_Task data_
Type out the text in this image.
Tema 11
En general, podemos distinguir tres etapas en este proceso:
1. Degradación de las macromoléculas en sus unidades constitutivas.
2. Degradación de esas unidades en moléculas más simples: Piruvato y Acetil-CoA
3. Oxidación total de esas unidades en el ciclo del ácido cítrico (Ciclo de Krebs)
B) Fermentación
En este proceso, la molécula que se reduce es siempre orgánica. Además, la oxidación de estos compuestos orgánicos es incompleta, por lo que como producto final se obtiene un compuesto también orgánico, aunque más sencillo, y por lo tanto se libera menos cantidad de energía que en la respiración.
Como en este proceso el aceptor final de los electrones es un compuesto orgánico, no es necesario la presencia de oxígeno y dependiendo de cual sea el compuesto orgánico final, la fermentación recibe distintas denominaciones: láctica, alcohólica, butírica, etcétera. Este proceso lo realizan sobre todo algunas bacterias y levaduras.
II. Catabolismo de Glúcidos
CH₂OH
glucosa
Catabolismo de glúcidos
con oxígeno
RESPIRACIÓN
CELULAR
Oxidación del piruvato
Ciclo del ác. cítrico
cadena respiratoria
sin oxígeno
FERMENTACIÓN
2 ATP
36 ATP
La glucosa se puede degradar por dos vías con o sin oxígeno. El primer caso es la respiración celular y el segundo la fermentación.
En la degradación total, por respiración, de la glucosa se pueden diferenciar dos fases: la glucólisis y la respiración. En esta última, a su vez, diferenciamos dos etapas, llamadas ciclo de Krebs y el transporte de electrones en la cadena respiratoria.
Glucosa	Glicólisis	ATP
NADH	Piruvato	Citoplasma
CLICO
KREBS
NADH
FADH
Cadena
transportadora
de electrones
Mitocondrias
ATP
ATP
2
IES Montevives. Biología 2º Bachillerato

_Task objective_
Transcribe every line of the records, keeping each one exact.

_Finished exercise_
Type out the text in this image.
Tema 11
En general, podemos distinguir tres etapas en este proceso:
1. Degradación de las macromoléculas en sus unidades constitutivas.
2. Degradación de esas unidades en moléculas más simples: Piruvato y Acetil-CoA
3. Oxidación total de esas unidades en el ciclo del ácido cítrico (Ciclo de Krebs)
B) Fermentación
En este proceso, la molécula que se reduce es siempre orgánica. Además, la oxidación de estos compuestos orgánicos es incompleta, por lo que como producto final se obtiene un compuesto también orgánico, aunque más sencillo, y por lo tanto se libera menos cantidad de energía que en la respiración.
Como en este proceso el aceptor final de los electrones es un compuesto orgánico, no es necesario la presencia de oxígeno y dependiendo de cual sea el compuesto orgánico final, la fermentación recibe distintas denominaciones: láctica, alcohólica, butírica, etcétera. Este proceso lo realizan sobre todo algunas bacterias y levaduras.
II. Catabolismo de Glúcidos
CH₂OH
glucosa
Catabolismo de glúcidos
con oxígeno
RESPIRACIÓN
CELULAR
Oxidación del piruvato
Ciclo del ác. cítrico
cadena respiratoria
sin oxígeno
FERMENTACIÓN
2 ATP
36 ATP
La glucosa se puede degradar por dos vías con o sin oxígeno. El primer caso es la respiración celular y el segundo la fermentación.
En la degradación total, por respiración, de la glucosa se pueden diferenciar dos fases: la glucólisis y la respiración. En esta última, a su vez, diferenciamos dos etapas, llamadas ciclo de Krebs y el transporte de electrones en la cadena respiratoria.
Glucosa	Glicólisis	ATP
NADH	Piruvato	Citoplasma
CLICO
KREBS
NADH
FADH
Cadena
transportadora
de electrones
Mitocondrias
ATP
ATP
2
IES Montevives. Biología 2º Bachillerato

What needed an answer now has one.